▶ [SHORT PROBLEM]
Write out the whole listing, matching it exactly.

Collected data entries:

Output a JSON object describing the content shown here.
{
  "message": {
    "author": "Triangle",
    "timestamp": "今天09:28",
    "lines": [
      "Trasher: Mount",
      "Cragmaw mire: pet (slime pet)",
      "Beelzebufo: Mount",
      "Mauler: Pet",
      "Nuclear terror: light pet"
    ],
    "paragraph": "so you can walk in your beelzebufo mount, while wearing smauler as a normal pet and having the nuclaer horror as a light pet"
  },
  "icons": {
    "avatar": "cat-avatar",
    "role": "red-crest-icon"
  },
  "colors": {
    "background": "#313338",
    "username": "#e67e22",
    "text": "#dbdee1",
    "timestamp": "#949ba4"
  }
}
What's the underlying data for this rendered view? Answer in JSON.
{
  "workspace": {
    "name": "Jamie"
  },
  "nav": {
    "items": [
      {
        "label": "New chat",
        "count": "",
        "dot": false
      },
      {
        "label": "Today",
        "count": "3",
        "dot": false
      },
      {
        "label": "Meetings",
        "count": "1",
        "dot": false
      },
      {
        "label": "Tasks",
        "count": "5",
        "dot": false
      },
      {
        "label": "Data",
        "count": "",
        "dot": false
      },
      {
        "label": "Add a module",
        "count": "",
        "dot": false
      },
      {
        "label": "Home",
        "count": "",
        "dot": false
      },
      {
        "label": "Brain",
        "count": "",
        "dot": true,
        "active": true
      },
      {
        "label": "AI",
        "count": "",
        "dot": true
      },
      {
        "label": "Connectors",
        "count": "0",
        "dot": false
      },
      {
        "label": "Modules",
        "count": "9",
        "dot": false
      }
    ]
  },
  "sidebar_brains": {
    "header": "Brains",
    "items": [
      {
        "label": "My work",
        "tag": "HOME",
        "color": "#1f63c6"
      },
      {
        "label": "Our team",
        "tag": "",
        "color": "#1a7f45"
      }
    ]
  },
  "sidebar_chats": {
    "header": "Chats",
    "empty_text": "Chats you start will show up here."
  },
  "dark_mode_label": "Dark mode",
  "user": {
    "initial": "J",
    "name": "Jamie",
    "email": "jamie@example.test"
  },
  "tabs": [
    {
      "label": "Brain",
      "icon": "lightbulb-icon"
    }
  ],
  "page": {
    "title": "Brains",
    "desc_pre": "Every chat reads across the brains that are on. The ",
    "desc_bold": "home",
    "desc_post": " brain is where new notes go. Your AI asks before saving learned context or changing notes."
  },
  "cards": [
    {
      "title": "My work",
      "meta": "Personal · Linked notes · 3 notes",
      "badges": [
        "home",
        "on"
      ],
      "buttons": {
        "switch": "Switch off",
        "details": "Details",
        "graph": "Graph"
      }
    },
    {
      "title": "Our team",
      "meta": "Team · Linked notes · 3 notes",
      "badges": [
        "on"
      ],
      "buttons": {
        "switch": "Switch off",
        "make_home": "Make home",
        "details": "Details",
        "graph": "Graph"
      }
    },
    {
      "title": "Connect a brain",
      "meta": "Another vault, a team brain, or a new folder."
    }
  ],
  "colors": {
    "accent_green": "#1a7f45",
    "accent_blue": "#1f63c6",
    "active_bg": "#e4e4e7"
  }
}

▶ [RESULT OF THIS EXERCISE]
Output a JSON object describing the content shown here.
{
  "message": {
    "author": "Triangle",
    "timestamp": "今天09:28",
    "lines": [
      "Trasher: Mount",
      "Cragmaw mire: pet (slime pet)",
      "Beelzebufo: Mount",
      "Mauler: Pet",
      "Nuclear terror: light pet"
    ],
    "paragraph": "so you can walk in your beelzebufo mount, while wearing smauler as a normal pet and having the nuclaer horror as a light pet"
  },
  "icons": {
    "avatar": "cat-avatar",
    "role": "red-crest-icon"
  },
  "colors": {
    "background": "#313338",
    "username": "#e67e22",
    "text": "#dbdee1",
    "timestamp": "#949ba4"
  }
}
What's the underlying data for this rendered view? Answer in JSON.
{
  "workspace": {
    "name": "Jamie"
  },
  "nav": {
    "items": [
      {
        "label": "New chat",
        "count": "",
        "dot": false
      },
      {
        "label": "Today",
        "count": "3",
        "dot": false
      },
      {
        "label": "Meetings",
        "count": "1",
        "dot": false
      },
      {
        "label": "Tasks",
        "count": "5",
        "dot": false
      },
      {
        "label": "Data",
        "count": "",
        "dot": false
      },
      {
        "label": "Add a module",
        "count": "",
        "dot": false
      },
      {
        "label": "Home",
        "count": "",
        "dot": false
      },
      {
        "label": "Brain",
        "count": "",
        "dot": true,
        "active": true
      },
      {
        "label": "AI",
        "count": "",
        "dot": true
      },
      {
        "label": "Connectors",
        "count": "0",
        "dot": false
      },
      {
        "label": "Modules",
        "count": "9",
        "dot": false
      }
    ]
  },
  "sidebar_brains": {
    "header": "Brains",
    "items": [
      {
        "label": "My work",
        "tag": "HOME",
        "color": "#1f63c6"
      },
      {
        "label": "Our team",
        "tag": "",
        "color": "#1a7f45"
      }
    ]
  },
  "sidebar_chats": {
    "header": "Chats",
    "empty_text": "Chats you start will show up here."
  },
  "dark_mode_label": "Dark mode",
  "user": {
    "initial": "J",
    "name": "Jamie",
    "email": "jamie@example.test"
  },
  "tabs": [
    {
      "label": "Brain",
      "icon": "lightbulb-icon"
    }
  ],
  "page": {
    "title": "Brains",
    "desc_pre": "Every chat reads across the brains that are on. The ",
    "desc_bold": "home",
    "desc_post": " brain is where new notes go. Your AI asks before saving learned context or changing notes."
  },
  "cards": [
    {
      "title": "My work",
      "meta": "Personal · Linked notes · 3 notes",
      "badges": [
        "home",
        "on"
      ],
      "buttons": {
        "switch": "Switch off",
        "details": "Details",
        "graph": "Graph"
      }
    },
    {
      "title": "Our team",
      "meta": "Team · Linked notes · 3 notes",
      "badges": [
        "on"
      ],
      "buttons": {
        "switch": "Switch off",
        "make_home": "Make home",
        "details": "Details",
        "graph": "Graph"
      }
    },
    {
      "title": "Connect a brain",
      "meta": "Another vault, a team brain, or a new folder."
    }
  ],
  "colors": {
    "accent_green": "#1a7f45",
    "accent_blue": "#1f63c6",
    "active_bg": "#e4e4e7"
  }
}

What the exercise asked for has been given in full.